Begin SUPPLIED MATERIAL
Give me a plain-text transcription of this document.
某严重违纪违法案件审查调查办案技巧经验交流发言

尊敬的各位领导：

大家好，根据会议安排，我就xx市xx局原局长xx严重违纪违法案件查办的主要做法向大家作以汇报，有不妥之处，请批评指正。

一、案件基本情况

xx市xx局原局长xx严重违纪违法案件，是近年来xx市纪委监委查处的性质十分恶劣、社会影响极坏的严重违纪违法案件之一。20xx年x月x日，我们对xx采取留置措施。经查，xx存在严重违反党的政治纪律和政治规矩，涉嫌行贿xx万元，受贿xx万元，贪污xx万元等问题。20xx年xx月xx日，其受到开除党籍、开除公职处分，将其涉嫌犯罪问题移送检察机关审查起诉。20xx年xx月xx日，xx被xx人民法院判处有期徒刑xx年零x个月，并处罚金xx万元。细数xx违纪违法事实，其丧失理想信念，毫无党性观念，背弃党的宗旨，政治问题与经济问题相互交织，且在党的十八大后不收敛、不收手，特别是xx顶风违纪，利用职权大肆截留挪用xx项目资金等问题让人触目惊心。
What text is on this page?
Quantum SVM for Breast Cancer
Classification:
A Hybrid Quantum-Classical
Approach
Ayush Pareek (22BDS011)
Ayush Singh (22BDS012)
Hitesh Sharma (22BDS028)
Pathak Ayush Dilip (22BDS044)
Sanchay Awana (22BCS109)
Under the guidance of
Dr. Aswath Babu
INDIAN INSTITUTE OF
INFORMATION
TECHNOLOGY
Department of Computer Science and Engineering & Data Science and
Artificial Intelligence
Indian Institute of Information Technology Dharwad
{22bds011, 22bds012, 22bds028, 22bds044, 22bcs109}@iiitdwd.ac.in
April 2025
End SUPPLIED MATERIAL
DIRECTIVE: Write out every entry again exactly, please, with nothing missing.

SOLVED PROBLEM:
Give me a plain-text transcription of this document.
某严重违纪违法案件审查调查办案技巧经验交流发言

尊敬的各位领导：

大家好，根据会议安排，我就xx市xx局原局长xx严重违纪违法案件查办的主要做法向大家作以汇报，有不妥之处，请批评指正。

一、案件基本情况

xx市xx局原局长xx严重违纪违法案件，是近年来xx市纪委监委查处的性质十分恶劣、社会影响极坏的严重违纪违法案件之一。20xx年x月x日，我们对xx采取留置措施。经查，xx存在严重违反党的政治纪律和政治规矩，涉嫌行贿xx万元，受贿xx万元，贪污xx万元等问题。20xx年xx月xx日，其受到开除党籍、开除公职处分，将其涉嫌犯罪问题移送检察机关审查起诉。20xx年xx月xx日，xx被xx人民法院判处有期徒刑xx年零x个月，并处罚金xx万元。细数xx违纪违法事实，其丧失理想信念，毫无党性观念，背弃党的宗旨，政治问题与经济问题相互交织，且在党的十八大后不收敛、不收手，特别是xx顶风违纪，利用职权大肆截留挪用xx项目资金等问题让人触目惊心。
What text is on this page?
Quantum SVM for Breast Cancer
Classification:
A Hybrid Quantum-Classical
Approach
Ayush Pareek (22BDS011)
Ayush Singh (22BDS012)
Hitesh Sharma (22BDS028)
Pathak Ayush Dilip (22BDS044)
Sanchay Awana (22BCS109)
Under the guidance of
Dr. Aswath Babu
INDIAN INSTITUTE OF
INFORMATION
TECHNOLOGY
Department of Computer Science and Engineering & Data Science and
Artificial Intelligence
Indian Institute of Information Technology Dharwad
{22bds011, 22bds012, 22bds028, 22bds044, 22bcs109}@iiitdwd.ac.in
April 2025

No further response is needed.